■ **O que se pede**: No trecho do documento sobre as edições de sábado dos jornais, que entidade vem constatando uma maior qualificação do comércio nas cidades médias e grandes?

■ **Trecho do documento**:
Saturday, 23 de November de 2024 ISSN 1519-7670 - Ano 24 - nº 1315

Vacas gordas na linha do horizonte

Profissionais de mídia de grandes agências de publicidade ouvidos nos últimos dias por este observador indicam que as edições de sábado dos jornais diários podem se tornar tão ou mais interessante para os anunciantes do que os jornalões de domingo, até agora os campeões de faturamento. Como os anúncios do varejo costumam atrair os chamados classificados e os pequenos anunciantes, acreditam esses profissionais que em breve teremos, além das quintas e domingos, os sabadões de grandes e variados cadernos.

Boa notícia? Depende. A demanda por um novo espaço na semana nasce de parto natural, provocada por novos hábitos de consumo, pelo ingresso de uma nova classe média na faixa de cidadania que move a economia, e por uma maior qualificação do comércio nas cidades médias e grandes, como vem constatando a Federação do Comércio no Estado de São Paulo. Com um período mais longo de estabilidade e inflação baixa, os comerciantes se sentem animados a investir no seu negócio e a concorrência se torna mais animada.

O lado menos auspicioso da notícia é que as redações dos grandes jornais não estão preparadas para responder à provável necessidade de uma nova edição ‘domingueira’ aos sábados. Para abrigar um número de anúncios equivalente também nos sábados, os jornais terão que produzir cadernos e mais cadernos de conteúdo, caso contrário os anúncios perdem valor. Pelo velho e conhecido fato de que, além do seu valor intrínseco, o conteúdo jornalístico agrega valor ao conteúdo publicitário, e o anúncio vale mais quanto mais próximo estiver de áreas nobres do noticiário.

■ **Material**:
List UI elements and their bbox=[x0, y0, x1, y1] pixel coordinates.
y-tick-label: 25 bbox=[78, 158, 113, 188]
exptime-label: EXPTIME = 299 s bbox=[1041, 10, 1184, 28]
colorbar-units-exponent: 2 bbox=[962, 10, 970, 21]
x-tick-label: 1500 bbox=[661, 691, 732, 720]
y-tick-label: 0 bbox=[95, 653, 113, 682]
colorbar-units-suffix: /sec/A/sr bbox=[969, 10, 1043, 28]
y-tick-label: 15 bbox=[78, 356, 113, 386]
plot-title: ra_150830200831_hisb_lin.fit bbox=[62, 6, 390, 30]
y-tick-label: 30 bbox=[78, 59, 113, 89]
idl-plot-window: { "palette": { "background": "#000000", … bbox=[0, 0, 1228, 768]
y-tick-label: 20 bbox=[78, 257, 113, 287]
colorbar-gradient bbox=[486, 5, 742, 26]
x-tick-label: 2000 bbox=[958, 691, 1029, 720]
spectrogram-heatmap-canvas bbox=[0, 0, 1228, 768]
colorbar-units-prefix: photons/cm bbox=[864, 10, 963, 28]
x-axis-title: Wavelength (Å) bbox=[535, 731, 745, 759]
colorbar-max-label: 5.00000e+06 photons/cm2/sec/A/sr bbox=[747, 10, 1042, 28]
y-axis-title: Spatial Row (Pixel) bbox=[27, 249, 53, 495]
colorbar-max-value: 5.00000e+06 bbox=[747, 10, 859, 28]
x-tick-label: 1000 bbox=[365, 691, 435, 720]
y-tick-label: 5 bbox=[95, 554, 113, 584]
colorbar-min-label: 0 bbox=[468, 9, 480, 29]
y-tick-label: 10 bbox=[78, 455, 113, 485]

■ **Resposta completa**: A Federação do Comércio no Estado de São Paulo.